======== Texto de leitura

Que raio de gente esta!
Por Baptista-Bastos
APRENDI,
há muitos anos, que os homens se dividem em sólidos, líquidos e
gasosos. Ensinou-me o meu pai estas definições, que o rodar do tempo
confirmou serem adequadas e justas. Já ultrapassei a idade com que o meu
pai morreu e sinto-me desconfortavelmente adaptado às dores do corpo.
Que remédio! Às da alma, é que não. São dores pungentes porque tocam nas
coisas da esperança e do sonho desunidos. Poucos homens sólidos há,
hoje. A época tem sido fértil em amolecer caracteres e em estimular e
premiar a velhacaria e a malandrice. Gosto muito da palavra "sólido".
Tenho vivido e respirado palavras, não passo de um vago senhor
português, com a tineta de que as palavras podem modificar o destino de
milhões de homens, e a palavra "sólido" ainda hoje me surge como um
significado de dignidade.

================
======== Registos fornecidos

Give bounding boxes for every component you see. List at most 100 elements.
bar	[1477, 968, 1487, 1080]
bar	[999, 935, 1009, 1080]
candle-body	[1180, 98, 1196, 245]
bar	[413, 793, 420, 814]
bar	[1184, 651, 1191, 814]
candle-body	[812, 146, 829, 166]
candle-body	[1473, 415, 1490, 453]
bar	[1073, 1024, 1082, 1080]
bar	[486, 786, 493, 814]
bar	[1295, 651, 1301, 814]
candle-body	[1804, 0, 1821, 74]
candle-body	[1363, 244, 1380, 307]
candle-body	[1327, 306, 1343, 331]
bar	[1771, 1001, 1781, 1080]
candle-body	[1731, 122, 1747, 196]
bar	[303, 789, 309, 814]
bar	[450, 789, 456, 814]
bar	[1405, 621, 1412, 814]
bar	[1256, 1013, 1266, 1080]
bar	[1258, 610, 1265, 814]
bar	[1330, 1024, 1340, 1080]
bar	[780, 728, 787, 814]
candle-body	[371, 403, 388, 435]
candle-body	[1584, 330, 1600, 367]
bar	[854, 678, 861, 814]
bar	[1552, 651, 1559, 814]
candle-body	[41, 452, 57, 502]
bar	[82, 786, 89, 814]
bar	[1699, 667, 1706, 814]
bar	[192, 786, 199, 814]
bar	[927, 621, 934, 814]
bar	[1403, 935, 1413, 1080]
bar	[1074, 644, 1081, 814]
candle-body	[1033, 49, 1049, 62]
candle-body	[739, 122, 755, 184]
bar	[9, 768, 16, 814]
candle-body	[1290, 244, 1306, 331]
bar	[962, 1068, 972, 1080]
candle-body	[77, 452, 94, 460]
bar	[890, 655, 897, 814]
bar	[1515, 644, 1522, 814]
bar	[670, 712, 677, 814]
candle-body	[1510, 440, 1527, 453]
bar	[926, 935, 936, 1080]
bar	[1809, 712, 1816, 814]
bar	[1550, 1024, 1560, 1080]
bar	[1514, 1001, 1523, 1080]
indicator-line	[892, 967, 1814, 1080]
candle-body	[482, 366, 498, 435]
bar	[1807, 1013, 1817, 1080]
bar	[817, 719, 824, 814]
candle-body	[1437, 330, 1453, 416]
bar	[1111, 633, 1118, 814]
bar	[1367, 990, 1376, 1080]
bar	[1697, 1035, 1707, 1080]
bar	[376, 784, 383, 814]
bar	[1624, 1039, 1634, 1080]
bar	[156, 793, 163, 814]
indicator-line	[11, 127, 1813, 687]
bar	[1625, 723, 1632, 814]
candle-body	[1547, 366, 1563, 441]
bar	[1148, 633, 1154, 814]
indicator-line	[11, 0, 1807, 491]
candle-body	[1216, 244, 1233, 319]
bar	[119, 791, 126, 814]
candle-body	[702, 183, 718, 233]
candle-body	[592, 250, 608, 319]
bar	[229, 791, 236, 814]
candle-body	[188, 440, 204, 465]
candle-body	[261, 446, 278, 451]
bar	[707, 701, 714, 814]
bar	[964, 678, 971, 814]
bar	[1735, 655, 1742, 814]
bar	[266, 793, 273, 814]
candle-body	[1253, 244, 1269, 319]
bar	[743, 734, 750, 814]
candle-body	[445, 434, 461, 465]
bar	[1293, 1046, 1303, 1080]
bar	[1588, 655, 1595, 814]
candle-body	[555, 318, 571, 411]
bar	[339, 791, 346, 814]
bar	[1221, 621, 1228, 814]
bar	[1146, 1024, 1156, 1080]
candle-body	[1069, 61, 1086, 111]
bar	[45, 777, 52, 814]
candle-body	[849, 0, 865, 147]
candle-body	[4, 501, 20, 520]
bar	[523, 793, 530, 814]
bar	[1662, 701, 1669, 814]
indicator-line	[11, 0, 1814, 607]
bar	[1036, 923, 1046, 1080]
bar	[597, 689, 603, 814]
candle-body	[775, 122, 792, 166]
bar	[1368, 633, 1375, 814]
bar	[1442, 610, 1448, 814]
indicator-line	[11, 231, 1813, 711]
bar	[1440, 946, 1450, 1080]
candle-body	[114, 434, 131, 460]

================

Conjunto de tarefas:
- a) Por favor, reproduza sem alterações as linhas dos registos desde o início até à linha que contém "1001, 1781, 1080]", ambas incluídas.
- b) Prossiga a crónica sobre os homens sólidos, líquidos e gasosos a partir do ponto em que termina.

Respostas por tarefa:
- a)
Give bounding boxes for every component you see. List at most 100 elements.
bar	[1477, 968, 1487, 1080]
bar	[999, 935, 1009, 1080]
candle-body	[1180, 98, 1196, 245]
bar	[413, 793, 420, 814]
bar	[1184, 651, 1191, 814]
candle-body	[812, 146, 829, 166]
candle-body	[1473, 415, 1490, 453]
bar	[1073, 1024, 1082, 1080]
bar	[486, 786, 493, 814]
bar	[1295, 651, 1301, 814]
candle-body	[1804, 0, 1821, 74]
candle-body	[1363, 244, 1380, 307]
candle-body	[1327, 306, 1343, 331]
bar	[1771, 1001, 1781, 1080]

- b)
Conheço, agora, muitos mais homens
líquidos e gasosos de que antes. Não quero dizer que os não houvesse;
mas, hoje, estão mais expostos à própria malignidade do tempo. Vêmo-los e
assistimos ao que dizem, mentirosos sem remissão; infalíveis tratantes;
uma congregação de gente moldada ignora-se como, de quê e por quê. O
nivelamento por baixo atingiu todos os sectores da sociedade. A
indolência, de ordem cívica, é a pior de todas as afrontas éticas. E, de
repente, ficámos aturdidos com um milhão de pessoas nas ruas, sem saber
o significado mais profundo dessas razões. Sem saber o que fazer desta e
com esta multidão. Pessoas sólidas, inesperadamente tornadas
indefectíveis aos valores e aos princípios, e, até, às ideias, que
calculávamos soterrados.
É verdade que uma comoção alegre nos
atingiu. Porém, estamos tão desavindos, tão mortiços, tão perdidos,
ignorância de pobres e de cegos, que perguntamos, tontos e incrédulos: e
agora?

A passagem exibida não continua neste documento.